*WHAT THE EXERCISE ASKS*. Go through the records and copy each line where the word "Определение" occurs.

+ + + +

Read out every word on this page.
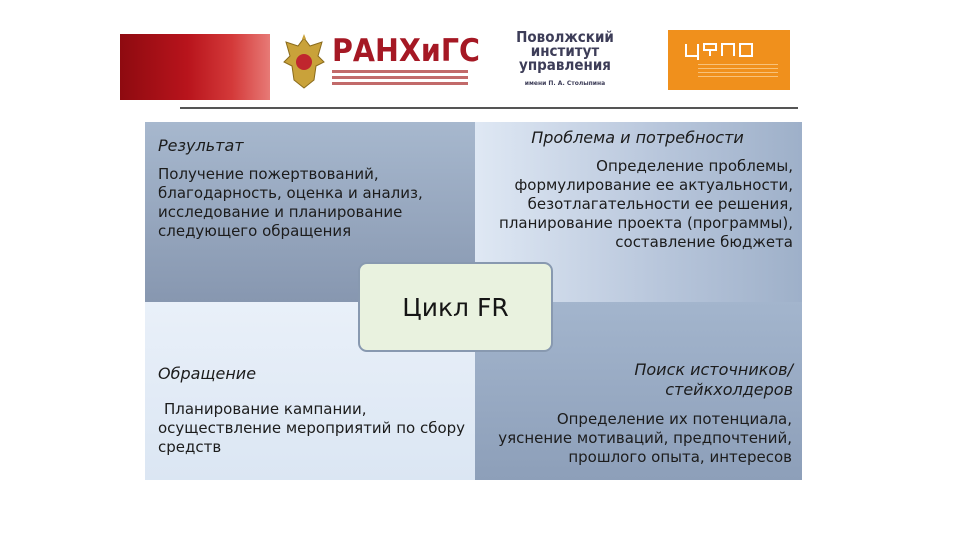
РАНХиГС	Поволжский институт управления
имени П. А. Столыпина
Результат
Получение пожертвований, благодарность, оценка и анализ, исследование и планирование следующего обращения
Проблема и потребности
Определение проблемы, формулирование ее актуальности, безотлагательности ее решения, планирование проекта (программы), составление бюджета
Обращение
Планирование кампании, осуществление мероприятий по сбору средств
Поиск источников/ стейкхолдеров
Определение их потенциала, уяснение мотиваций, предпочтений, прошлого опыта, интересов
Цикл FR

+ + + +

*REPLY*.
Определение проблемы, формулирование ее актуальности, безотлагательности ее решения, планирование проекта (программы), составление бюджета
Определение их потенциала, уяснение мотиваций, предпочтений, прошлого опыта, интересов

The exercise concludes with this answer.